> **LANGKAH PENGERJAAN**
1/ Tentukan apakah setiap pernyataan berikut sesuai dengan kutipan tentang pesantren. Jawab ya atau tidak, lalu kutip kata-kata penentunya persis dari kutipan itu. (a) Pemerintah berusaha membantu mengembangkan pesantren. (b) Inovasi untuk pengembangan pesantren hanya dilakukan oleh pemerintah. (c) Arah perkembangan yang kedua ialah peningkatan kurikulum dengan metode pendidikan.
2/ Silakan teruskan kutipan tentang pesantren, dimulai sesudah kalimat terakhirnya.

> **KUTIPAN BACAAN**
Berbagai inovasi telah dilakukan untuk pengembangan pesantren baik oleh masyarakat maupun pemerintah. Masuknya pengetahuan umum dan keterampilan ke dalam dunia pesantren dalah sebagai upaya mmberikan bekal tambhan agar para santri bila telah menyelesaikan pendidikannya dapat hidup layak dalam masyarakat.

Dewasa ini pondok pesantren mempunyai kecenderungan-kecenderungan baru dalam rangka renovasi terhadap sistem yang selama ini dipergunakan, diantaranya adalah mulai akrab dengan metodologi ilmiah modern, den semakin berorientasi pada pendidikan dan fungsional, artinya terbuka atas perkembangan di luar dirinya. Juga diversifikasi program dan kegiatan makin terbuka dan ketergantungannya pun absolute dengan kiai, dan sekaligus dapat membekali para santri dengan berbagai pengetahuan di luar mata pelajaran agama maupun keterampilan yang diperlukan di lapangan kerja dan juga dapat berfungsi sebagai pusat pengembangan masyarakat.[10]

Dalam rangka menjaga kelangsungan hidup pesantren, pemerintah berusaha untuk membantu mengembangkan pesantren dengan potensi yang dimilinya. Arah perkembangan itu dititik beratkan pada, pertama, peningkatan tujuan institusional pondok pesantren dalam kerangka pendidikan nasional dan pengembangan potensinya sebagai lembaga social pedesaan. Kedua, peningkatan kurikulum dengan metode pendidikan agar efisiensi dan efektifitas pesantren terarah.

> **BAHAN**

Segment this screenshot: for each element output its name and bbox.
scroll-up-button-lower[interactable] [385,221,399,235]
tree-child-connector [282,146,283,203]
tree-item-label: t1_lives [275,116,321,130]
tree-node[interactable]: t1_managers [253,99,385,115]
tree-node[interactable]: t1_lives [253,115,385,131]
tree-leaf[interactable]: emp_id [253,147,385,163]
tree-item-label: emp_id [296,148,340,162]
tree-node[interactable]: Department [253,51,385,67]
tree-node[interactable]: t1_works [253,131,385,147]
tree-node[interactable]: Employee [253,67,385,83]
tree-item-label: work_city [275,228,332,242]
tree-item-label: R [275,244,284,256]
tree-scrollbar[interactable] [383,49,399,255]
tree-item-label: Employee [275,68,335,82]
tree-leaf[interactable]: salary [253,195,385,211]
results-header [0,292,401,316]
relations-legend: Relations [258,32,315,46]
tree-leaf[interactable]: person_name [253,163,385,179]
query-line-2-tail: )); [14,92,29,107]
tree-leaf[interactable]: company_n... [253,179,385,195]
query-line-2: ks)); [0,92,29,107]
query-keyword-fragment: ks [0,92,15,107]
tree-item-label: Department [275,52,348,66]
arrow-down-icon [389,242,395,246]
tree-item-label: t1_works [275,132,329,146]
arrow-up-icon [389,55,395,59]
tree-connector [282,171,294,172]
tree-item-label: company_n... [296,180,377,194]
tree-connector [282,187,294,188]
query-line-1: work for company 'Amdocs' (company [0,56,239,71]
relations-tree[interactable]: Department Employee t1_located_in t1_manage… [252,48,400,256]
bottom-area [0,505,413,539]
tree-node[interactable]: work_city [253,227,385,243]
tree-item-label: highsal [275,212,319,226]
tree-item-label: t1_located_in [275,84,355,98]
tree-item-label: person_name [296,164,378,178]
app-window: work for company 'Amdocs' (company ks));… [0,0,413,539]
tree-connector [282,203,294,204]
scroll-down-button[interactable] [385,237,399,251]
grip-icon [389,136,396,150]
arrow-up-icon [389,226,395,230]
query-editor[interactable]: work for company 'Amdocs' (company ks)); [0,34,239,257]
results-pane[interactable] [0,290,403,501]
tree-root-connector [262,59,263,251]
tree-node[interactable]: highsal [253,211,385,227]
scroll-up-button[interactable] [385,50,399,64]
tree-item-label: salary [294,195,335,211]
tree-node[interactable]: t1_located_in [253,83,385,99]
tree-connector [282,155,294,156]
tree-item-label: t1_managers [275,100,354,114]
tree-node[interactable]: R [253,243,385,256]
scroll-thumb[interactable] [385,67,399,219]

---

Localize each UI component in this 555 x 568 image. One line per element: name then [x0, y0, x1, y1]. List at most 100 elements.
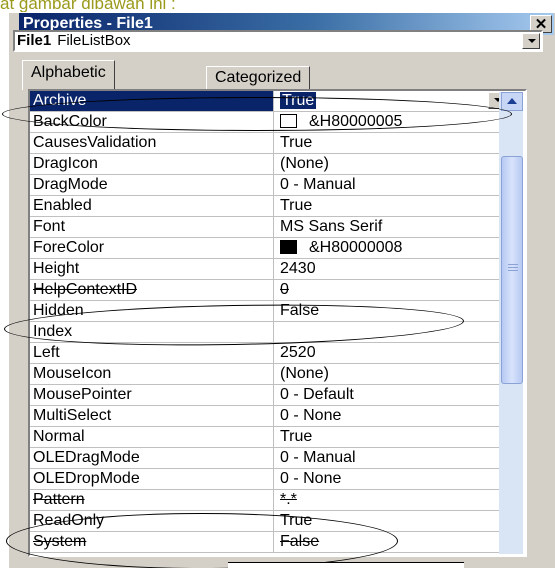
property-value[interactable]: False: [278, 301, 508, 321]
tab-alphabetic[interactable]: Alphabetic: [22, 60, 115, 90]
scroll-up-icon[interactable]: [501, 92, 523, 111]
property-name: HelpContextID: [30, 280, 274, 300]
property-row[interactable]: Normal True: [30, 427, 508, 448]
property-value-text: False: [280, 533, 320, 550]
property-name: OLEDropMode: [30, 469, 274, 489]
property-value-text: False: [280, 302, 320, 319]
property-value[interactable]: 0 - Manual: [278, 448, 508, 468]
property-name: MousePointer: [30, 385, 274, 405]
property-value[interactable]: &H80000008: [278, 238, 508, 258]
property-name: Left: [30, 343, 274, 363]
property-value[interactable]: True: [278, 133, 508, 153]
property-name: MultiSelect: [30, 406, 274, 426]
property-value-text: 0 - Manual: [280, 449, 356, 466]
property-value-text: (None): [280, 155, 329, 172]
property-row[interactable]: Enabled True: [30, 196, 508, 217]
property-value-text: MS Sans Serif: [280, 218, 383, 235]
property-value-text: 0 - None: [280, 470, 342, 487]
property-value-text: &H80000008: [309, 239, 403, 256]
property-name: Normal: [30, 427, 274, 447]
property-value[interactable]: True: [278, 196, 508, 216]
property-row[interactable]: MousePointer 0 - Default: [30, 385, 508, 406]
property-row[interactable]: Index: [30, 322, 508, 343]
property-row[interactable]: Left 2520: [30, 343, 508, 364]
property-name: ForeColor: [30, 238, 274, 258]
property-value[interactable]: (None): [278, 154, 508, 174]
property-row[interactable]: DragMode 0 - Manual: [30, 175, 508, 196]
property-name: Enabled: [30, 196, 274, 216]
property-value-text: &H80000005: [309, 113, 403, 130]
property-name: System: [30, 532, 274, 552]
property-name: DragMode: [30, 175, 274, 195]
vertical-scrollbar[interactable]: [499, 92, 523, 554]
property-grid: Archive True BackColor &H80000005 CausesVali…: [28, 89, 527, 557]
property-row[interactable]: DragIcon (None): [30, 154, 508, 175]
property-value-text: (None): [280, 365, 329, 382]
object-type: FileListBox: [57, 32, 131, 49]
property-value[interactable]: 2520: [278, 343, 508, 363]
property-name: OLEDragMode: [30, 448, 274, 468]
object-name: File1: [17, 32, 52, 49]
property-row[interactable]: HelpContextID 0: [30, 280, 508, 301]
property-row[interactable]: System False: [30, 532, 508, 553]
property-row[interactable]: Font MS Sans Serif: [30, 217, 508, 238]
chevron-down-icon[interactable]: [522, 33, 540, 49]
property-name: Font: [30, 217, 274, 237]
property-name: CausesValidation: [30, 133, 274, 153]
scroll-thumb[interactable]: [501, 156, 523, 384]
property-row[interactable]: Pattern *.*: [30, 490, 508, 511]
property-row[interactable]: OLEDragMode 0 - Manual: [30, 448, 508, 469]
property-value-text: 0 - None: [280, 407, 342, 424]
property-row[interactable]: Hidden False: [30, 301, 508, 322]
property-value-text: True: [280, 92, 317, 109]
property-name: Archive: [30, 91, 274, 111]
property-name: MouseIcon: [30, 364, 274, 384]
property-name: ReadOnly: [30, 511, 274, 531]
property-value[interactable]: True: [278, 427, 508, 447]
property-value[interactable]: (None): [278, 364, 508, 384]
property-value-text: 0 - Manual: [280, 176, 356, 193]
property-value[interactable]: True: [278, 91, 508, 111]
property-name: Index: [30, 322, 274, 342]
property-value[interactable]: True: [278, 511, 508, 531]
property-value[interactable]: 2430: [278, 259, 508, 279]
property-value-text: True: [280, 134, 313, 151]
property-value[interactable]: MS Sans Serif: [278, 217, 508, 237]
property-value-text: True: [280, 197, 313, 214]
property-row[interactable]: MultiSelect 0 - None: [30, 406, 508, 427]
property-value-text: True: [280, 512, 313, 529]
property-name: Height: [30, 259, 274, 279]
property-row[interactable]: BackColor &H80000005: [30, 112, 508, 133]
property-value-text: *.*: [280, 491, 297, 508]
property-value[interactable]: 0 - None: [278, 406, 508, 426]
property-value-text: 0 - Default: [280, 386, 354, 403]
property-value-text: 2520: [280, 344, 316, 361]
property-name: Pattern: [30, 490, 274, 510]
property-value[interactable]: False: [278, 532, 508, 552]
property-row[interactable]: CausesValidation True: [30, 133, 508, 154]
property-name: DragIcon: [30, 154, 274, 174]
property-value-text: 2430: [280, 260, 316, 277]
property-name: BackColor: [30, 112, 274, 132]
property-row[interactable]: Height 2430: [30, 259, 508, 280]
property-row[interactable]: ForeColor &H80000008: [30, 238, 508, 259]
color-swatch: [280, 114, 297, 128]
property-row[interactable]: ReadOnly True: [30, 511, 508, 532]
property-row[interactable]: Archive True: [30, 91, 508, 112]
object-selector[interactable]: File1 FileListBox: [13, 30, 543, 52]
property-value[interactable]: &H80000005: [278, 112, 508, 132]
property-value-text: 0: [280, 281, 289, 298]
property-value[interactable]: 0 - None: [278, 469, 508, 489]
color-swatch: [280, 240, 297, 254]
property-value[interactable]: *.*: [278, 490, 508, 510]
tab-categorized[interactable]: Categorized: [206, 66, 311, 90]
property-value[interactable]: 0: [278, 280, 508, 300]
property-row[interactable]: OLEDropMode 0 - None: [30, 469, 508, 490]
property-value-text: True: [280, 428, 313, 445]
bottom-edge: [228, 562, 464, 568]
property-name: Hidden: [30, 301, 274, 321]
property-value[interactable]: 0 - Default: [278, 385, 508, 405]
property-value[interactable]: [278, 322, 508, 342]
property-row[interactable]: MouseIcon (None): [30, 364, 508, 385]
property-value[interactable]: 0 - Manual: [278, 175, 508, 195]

...

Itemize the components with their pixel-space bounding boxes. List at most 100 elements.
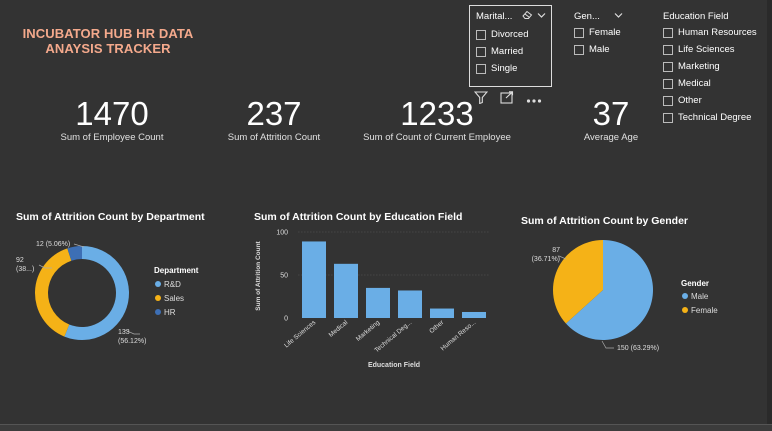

> **HASIL LATIHAN**
1/
(a) Ya: "pemerintah berusaha untuk membantu mengembangkan pesantren"
(b) Tidak: "baik oleh masyarakat maupun pemerintah"
(c) Ya: "Kedua, peningkatan kurikulum dengan metode pendidikan"

2/
Ketiga, menggalakkan pendidikan keterampilan di lingkungan pesantren untuk mengembangkan potensi pesantren dalam bidang prasarana social dan taraf hidup masyarakat, dan yang terakhir, menyempurnakan bentuk pesantren dengan madrasah menurut keputusan tiga menteri tahun 1975 tentang peningkatan mutu pendidikan pada madrasah.

Akhir-akhir ini pesantren mempunyai kecenderungan-kecenderungan yang tampaknya ditujukan untuk meningkatkan mutu penyelenggaraan pendidikan yang ada, sebagaimana telah dikemukaakan terdahulu. Pertumbuhan dan perkembangan pesantren di Indonesia sepertinya cukup mewarnai perjalanan sejarah Pendidikan Islam di Indonesia. Kendatipun demikian pesantren dengan berbagai kelebihannya, juga tentunya tidak akan dapat menghindar dari segala kritik dan kekurangannya.


Landasan Yuridis Formal Pesantren

Landasan Yuridis formal berdirinya pesantren di Indonesia adalah sebagai berikut :
  • Pancasila, sebagai dasar negara dan filsafah hidup bangsa Indonesia khususnya pada Sila I yang berbunyi “Ketuhanan Yang Maha esa”. Ini berarti agama dan institusi-insitusi agama dapat hidup dan diakhui di Indonesia.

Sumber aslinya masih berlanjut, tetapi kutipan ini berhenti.